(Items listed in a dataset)
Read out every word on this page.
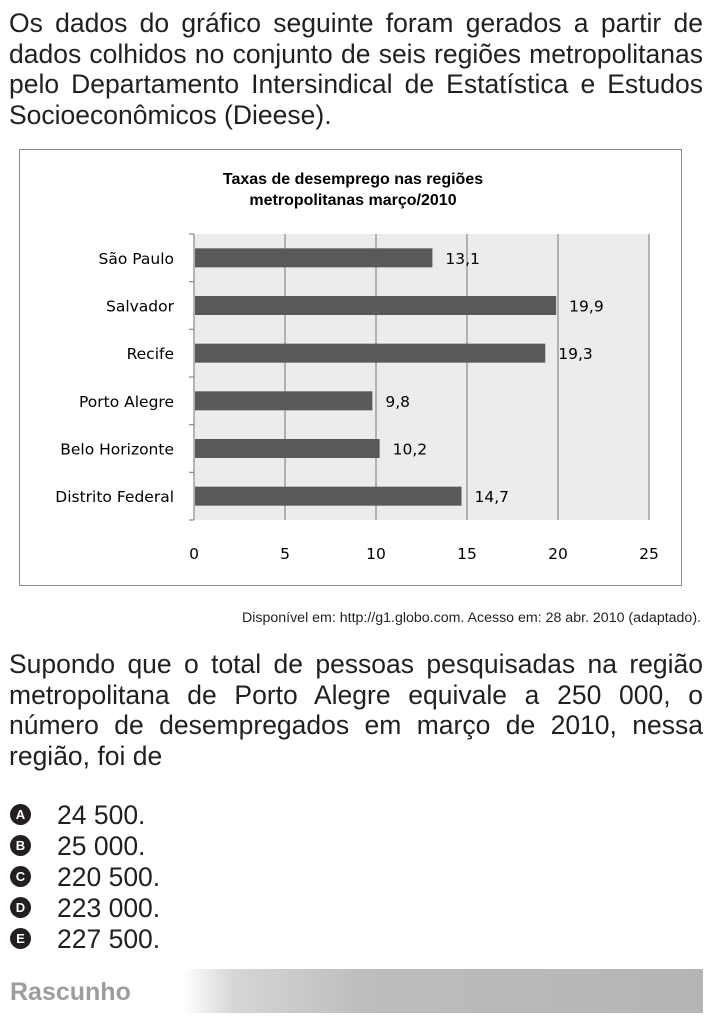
Os dados do gráfico seguinte foram gerados a partir de dados colhidos no conjunto de seis regiões metropolitanas pelo Departamento Intersindical de Estatística e Estudos Socioeconômicos (Dieese).

Taxas de desemprego nas regiões
metropolitanas março/2010
0	5	10	15	20	25
São Paulo	13,1
Salvador	19,9
Recife	19,3
Porto Alegre	9,8
Belo Horizonte	10,2
Distrito Federal	14,7

Disponível em: http://g1.globo.com. Acesso em: 28 abr. 2010 (adaptado).

Supondo que o total de pessoas pesquisadas na região metropolitana de Porto Alegre equivale a 250 000, o número de desempregados em março de 2010, nessa região, foi de

A 24 500.
B 25 000.
C 220 500.
D 223 000.
E 227 500.

Rascunho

§ **Work instructions**: Scan the material above for the string "metropolitanas" and return the lines that hold it.

§ **Written response**:
Os dados do gráfico seguinte foram gerados a partir de dados colhidos no conjunto de seis regiões metropolitanas pelo Departamento Intersindical de Estatística e Estudos Socioeconômicos (Dieese).
metropolitanas março/2010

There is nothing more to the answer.